An exact copy of all the data is required, with pictures left out.

--- start Records ---

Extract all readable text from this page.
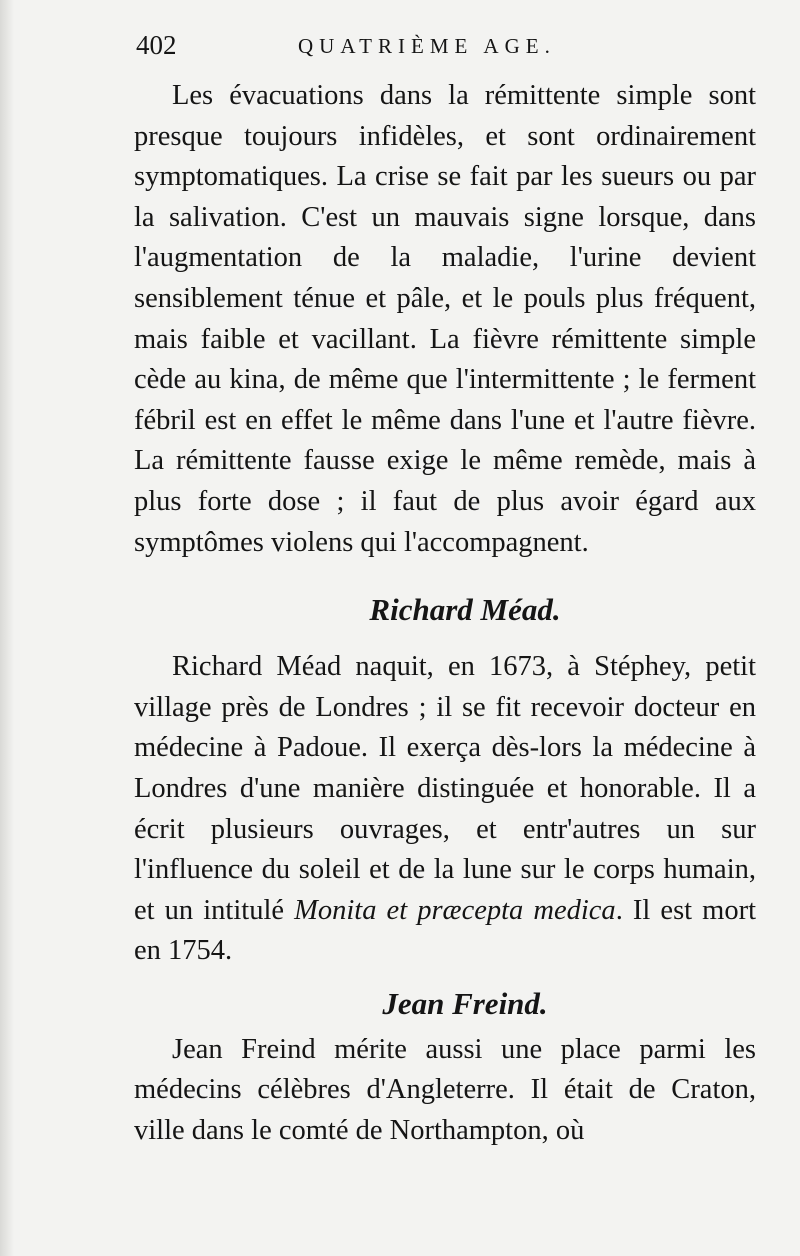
402	QUATRIÈME AGE.

Les évacuations dans la rémittente simple sont presque toujours infidèles, et sont ordinairement symptomatiques. La crise se fait par les sueurs ou par la salivation. C'est un mauvais signe lorsque, dans l'augmentation de la maladie, l'urine devient sensiblement ténue et pâle, et le pouls plus fréquent, mais faible et vacillant. La fièvre rémittente simple cède au kina, de même que l'intermittente ; le ferment fébril est en effet le même dans l'une et l'autre fièvre. La rémittente fausse exige le même remède, mais à plus forte dose ; il faut de plus avoir égard aux symptômes violens qui l'accompagnent.

Richard Méad.

Richard Méad naquit, en 1673, à Stéphey, petit village près de Londres ; il se fit recevoir docteur en médecine à Padoue. Il exerça dès-lors la médecine à Londres d'une manière distinguée et honorable. Il a écrit plusieurs ouvrages, et entr'autres un sur l'influence du soleil et de la lune sur le corps humain, et un intitulé Monita et præcepta medica. Il est mort en 1754.

Jean Freind.

Jean Freind mérite aussi une place parmi les médecins célèbres d'Angleterre. Il était de Craton, ville dans le comté de Northampton, où
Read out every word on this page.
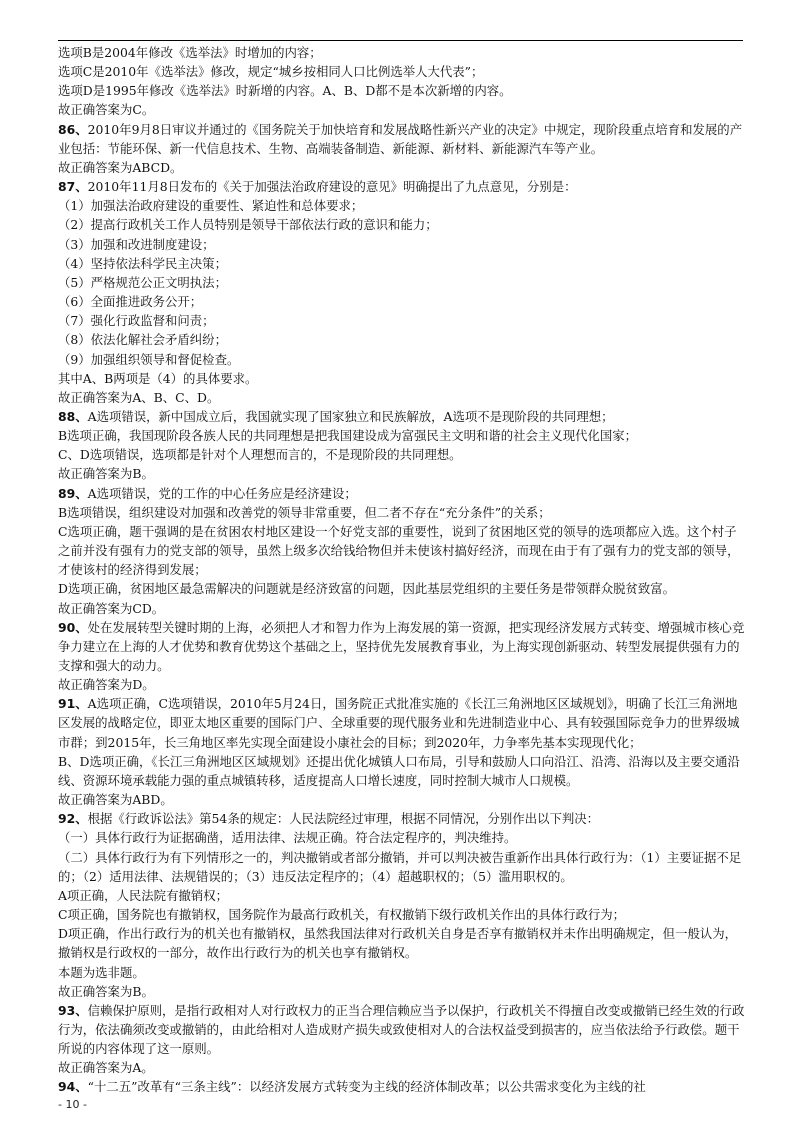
选项B是2004年修改《选举法》时增加的内容；

选项C是2010年《选举法》修改，规定“城乡按相同人口比例选举人大代表”；

选项D是1995年修改《选举法》时新增的内容。A、B、D都不是本次新增的内容。

故正确答案为C。

86、2010年9月8日审议并通过的《国务院关于加快培育和发展战略性新兴产业的决定》中规定，现阶段重点培育和发展的产业包括：节能环保、新一代信息技术、生物、高端装备制造、新能源、新材料、新能源汽车等产业。

故正确答案为ABCD。

87、2010年11月8日发布的《关于加强法治政府建设的意见》明确提出了九点意见，分别是：

（1）加强法治政府建设的重要性、紧迫性和总体要求；

（2）提高行政机关工作人员特别是领导干部依法行政的意识和能力；

（3）加强和改进制度建设；

（4）坚持依法科学民主决策；

（5）严格规范公正文明执法；

（6）全面推进政务公开；

（7）强化行政监督和问责；

（8）依法化解社会矛盾纠纷；

（9）加强组织领导和督促检查。

其中A、B两项是（4）的具体要求。

故正确答案为A、B、C、D。

88、A选项错误，新中国成立后，我国就实现了国家独立和民族解放，A选项不是现阶段的共同理想；

B选项正确，我国现阶段各族人民的共同理想是把我国建设成为富强民主文明和谐的社会主义现代化国家；

C、D选项错误，选项都是针对个人理想而言的，不是现阶段的共同理想。

故正确答案为B。

89、A选项错误，党的工作的中心任务应是经济建设；

B选项错误，组织建设对加强和改善党的领导非常重要，但二者不存在“充分条件”的关系；

C选项正确，题干强调的是在贫困农村地区建设一个好党支部的重要性，说到了贫困地区党的领导的选项都应入选。这个村子之前并没有强有力的党支部的领导，虽然上级多次给钱给物但并未使该村搞好经济，而现在由于有了强有力的党支部的领导，才使该村的经济得到发展；

D选项正确，贫困地区最急需解决的问题就是经济致富的问题，因此基层党组织的主要任务是带领群众脱贫致富。

故正确答案为CD。

90、处在发展转型关键时期的上海，必须把人才和智力作为上海发展的第一资源，把实现经济发展方式转变、增强城市核心竞争力建立在上海的人才优势和教育优势这个基础之上，坚持优先发展教育事业，为上海实现创新驱动、转型发展提供强有力的支撑和强大的动力。

故正确答案为D。

91、A选项正确，C选项错误，2010年5月24日，国务院正式批准实施的《长江三角洲地区区域规划》，明确了长江三角洲地区发展的战略定位，即亚太地区重要的国际门户、全球重要的现代服务业和先进制造业中心、具有较强国际竞争力的世界级城市群；到2015年，长三角地区率先实现全面建设小康社会的目标；到2020年，力争率先基本实现现代化；

B、D选项正确，《长江三角洲地区区域规划》还提出优化城镇人口布局，引导和鼓励人口向沿江、沿湾、沿海以及主要交通沿线、资源环境承载能力强的重点城镇转移，适度提高人口增长速度，同时控制大城市人口规模。

故正确答案为ABD。

92、根据《行政诉讼法》第54条的规定：人民法院经过审理，根据不同情况，分别作出以下判决：

（一）具体行政行为证据确凿，适用法律、法规正确。符合法定程序的，判决维持。

（二）具体行政行为有下列情形之一的，判决撤销或者部分撤销，并可以判决被告重新作出具体行政行为：（1）主要证据不足的；（2）适用法律、法规错误的；（3）违反法定程序的；（4）超越职权的；（5）滥用职权的。

A项正确，人民法院有撤销权；

C项正确，国务院也有撤销权，国务院作为最高行政机关，有权撤销下级行政机关作出的具体行政行为；

D项正确，作出行政行为的机关也有撤销权，虽然我国法律对行政机关自身是否享有撤销权并未作出明确规定，但一般认为，撤销权是行政权的一部分，故作出行政行为的机关也享有撤销权。

本题为选非题。

故正确答案为B。

93、信赖保护原则，是指行政相对人对行政权力的正当合理信赖应当予以保护，行政机关不得擅自改变或撤销已经生效的行政行为，依法确须改变或撤销的，由此给相对人造成财产损失或致使相对人的合法权益受到损害的，应当依法给予行政偿。题干所说的内容体现了这一原则。

故正确答案为A。

94、“十二五”改革有“三条主线”：以经济发展方式转变为主线的经济体制改革；以公共需求变化为主线的社

- 10 -
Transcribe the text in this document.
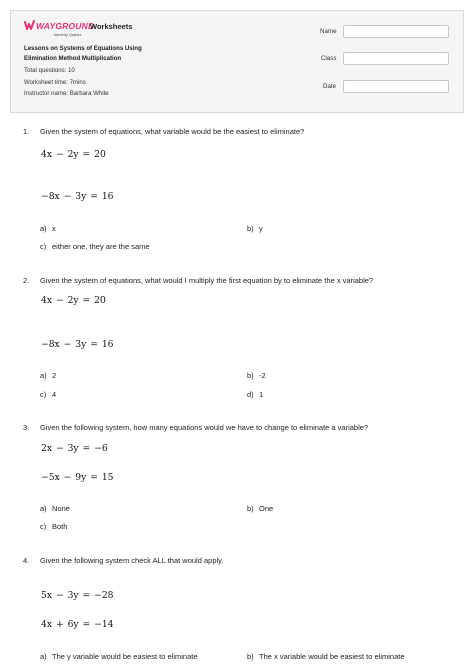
WAYGROUND
formerly Quizizz
Worksheets
Lessons on Systems of Equations Using
Elimination Method Multiplication
Total questions: 10
Worksheet time: 7mins
Instructor name: Barbara White
Name
Class
Date
1. Given the system of equations, what variable would be the easiest to eliminate?
4x − 2y = 20
−8x − 3y = 16
a) x	b) y
c) either one, they are the same
2. Given the system of equations, what would I multiply the first equation by to eliminate the x variable?
4x − 2y = 20
−8x − 3y = 16
a) 2	b) -2
c) 4	d) 1
3. Given the following system, how many equations would we have to change to eliminate a variable?
2x − 3y = −6
−5x − 9y = 15
a) None	b) One
c) Both
4. Given the following system check ALL that would apply.
5x − 3y = −28
4x + 6y = −14
a) The y variable would be easiest to eliminate	b) The x variable would be easiest to eliminate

--- end Records ---

_Solution for this problem_
Extract all readable text from this page.
402	QUATRIÈME AGE.

Les évacuations dans la rémittente simple sont presque toujours infidèles, et sont ordinairement symptomatiques. La crise se fait par les sueurs ou par la salivation. C'est un mauvais signe lorsque, dans l'augmentation de la maladie, l'urine devient sensiblement ténue et pâle, et le pouls plus fréquent, mais faible et vacillant. La fièvre rémittente simple cède au kina, de même que l'intermittente ; le ferment fébril est en effet le même dans l'une et l'autre fièvre. La rémittente fausse exige le même remède, mais à plus forte dose ; il faut de plus avoir égard aux symptômes violens qui l'accompagnent.

Richard Méad.

Richard Méad naquit, en 1673, à Stéphey, petit village près de Londres ; il se fit recevoir docteur en médecine à Padoue. Il exerça dès-lors la médecine à Londres d'une manière distinguée et honorable. Il a écrit plusieurs ouvrages, et entr'autres un sur l'influence du soleil et de la lune sur le corps humain, et un intitulé Monita et præcepta medica. Il est mort en 1754.

Jean Freind.

Jean Freind mérite aussi une place parmi les médecins célèbres d'Angleterre. Il était de Craton, ville dans le comté de Northampton, où
Read out every word on this page.
选项B是2004年修改《选举法》时增加的内容；

选项C是2010年《选举法》修改，规定“城乡按相同人口比例选举人大代表”；

选项D是1995年修改《选举法》时新增的内容。A、B、D都不是本次新增的内容。

故正确答案为C。

86、2010年9月8日审议并通过的《国务院关于加快培育和发展战略性新兴产业的决定》中规定，现阶段重点培育和发展的产业包括：节能环保、新一代信息技术、生物、高端装备制造、新能源、新材料、新能源汽车等产业。

故正确答案为ABCD。

87、2010年11月8日发布的《关于加强法治政府建设的意见》明确提出了九点意见，分别是：

（1）加强法治政府建设的重要性、紧迫性和总体要求；

（2）提高行政机关工作人员特别是领导干部依法行政的意识和能力；

（3）加强和改进制度建设；

（4）坚持依法科学民主决策；

（5）严格规范公正文明执法；

（6）全面推进政务公开；

（7）强化行政监督和问责；

（8）依法化解社会矛盾纠纷；

（9）加强组织领导和督促检查。

其中A、B两项是（4）的具体要求。

故正确答案为A、B、C、D。

88、A选项错误，新中国成立后，我国就实现了国家独立和民族解放，A选项不是现阶段的共同理想；

B选项正确，我国现阶段各族人民的共同理想是把我国建设成为富强民主文明和谐的社会主义现代化国家；

C、D选项错误，选项都是针对个人理想而言的，不是现阶段的共同理想。

故正确答案为B。

89、A选项错误，党的工作的中心任务应是经济建设；

B选项错误，组织建设对加强和改善党的领导非常重要，但二者不存在“充分条件”的关系；

C选项正确，题干强调的是在贫困农村地区建设一个好党支部的重要性，说到了贫困地区党的领导的选项都应入选。这个村子之前并没有强有力的党支部的领导，虽然上级多次给钱给物但并未使该村搞好经济，而现在由于有了强有力的党支部的领导，才使该村的经济得到发展；

D选项正确，贫困地区最急需解决的问题就是经济致富的问题，因此基层党组织的主要任务是带领群众脱贫致富。

故正确答案为CD。

90、处在发展转型关键时期的上海，必须把人才和智力作为上海发展的第一资源，把实现经济发展方式转变、增强城市核心竞争力建立在上海的人才优势和教育优势这个基础之上，坚持优先发展教育事业，为上海实现创新驱动、转型发展提供强有力的支撑和强大的动力。

故正确答案为D。

91、A选项正确，C选项错误，2010年5月24日，国务院正式批准实施的《长江三角洲地区区域规划》，明确了长江三角洲地区发展的战略定位，即亚太地区重要的国际门户、全球重要的现代服务业和先进制造业中心、具有较强国际竞争力的世界级城市群；到2015年，长三角地区率先实现全面建设小康社会的目标；到2020年，力争率先基本实现现代化；

B、D选项正确，《长江三角洲地区区域规划》还提出优化城镇人口布局，引导和鼓励人口向沿江、沿湾、沿海以及主要交通沿线、资源环境承载能力强的重点城镇转移，适度提高人口增长速度，同时控制大城市人口规模。

故正确答案为ABD。

92、根据《行政诉讼法》第54条的规定：人民法院经过审理，根据不同情况，分别作出以下判决：

（一）具体行政行为证据确凿，适用法律、法规正确。符合法定程序的，判决维持。

（二）具体行政行为有下列情形之一的，判决撤销或者部分撤销，并可以判决被告重新作出具体行政行为：（1）主要证据不足的；（2）适用法律、法规错误的；（3）违反法定程序的；（4）超越职权的；（5）滥用职权的。

A项正确，人民法院有撤销权；

C项正确，国务院也有撤销权，国务院作为最高行政机关，有权撤销下级行政机关作出的具体行政行为；

D项正确，作出行政行为的机关也有撤销权，虽然我国法律对行政机关自身是否享有撤销权并未作出明确规定，但一般认为，撤销权是行政权的一部分，故作出行政行为的机关也享有撤销权。

本题为选非题。

故正确答案为B。

93、信赖保护原则，是指行政相对人对行政权力的正当合理信赖应当予以保护，行政机关不得擅自改变或撤销已经生效的行政行为，依法确须改变或撤销的，由此给相对人造成财产损失或致使相对人的合法权益受到损害的，应当依法给予行政偿。题干所说的内容体现了这一原则。

故正确答案为A。

94、“十二五”改革有“三条主线”：以经济发展方式转变为主线的经济体制改革；以公共需求变化为主线的社

- 10 -
Transcribe the text in this document.
WAYGROUND
formerly Quizizz
Worksheets
Lessons on Systems of Equations Using
Elimination Method Multiplication
Total questions: 10
Worksheet time: 7mins
Instructor name: Barbara White
Name
Class
Date
1. Given the system of equations, what variable would be the easiest to eliminate?
4x − 2y = 20
−8x − 3y = 16
a) x	b) y
c) either one, they are the same
2. Given the system of equations, what would I multiply the first equation by to eliminate the x variable?
4x − 2y = 20
−8x − 3y = 16
a) 2	b) -2
c) 4	d) 1
3. Given the following system, how many equations would we have to change to eliminate a variable?
2x − 3y = −6
−5x − 9y = 15
a) None	b) One
c) Both
4. Given the following system check ALL that would apply.
5x − 3y = −28
4x + 6y = −14
a) The y variable would be easiest to eliminate	b) The x variable would be easiest to eliminate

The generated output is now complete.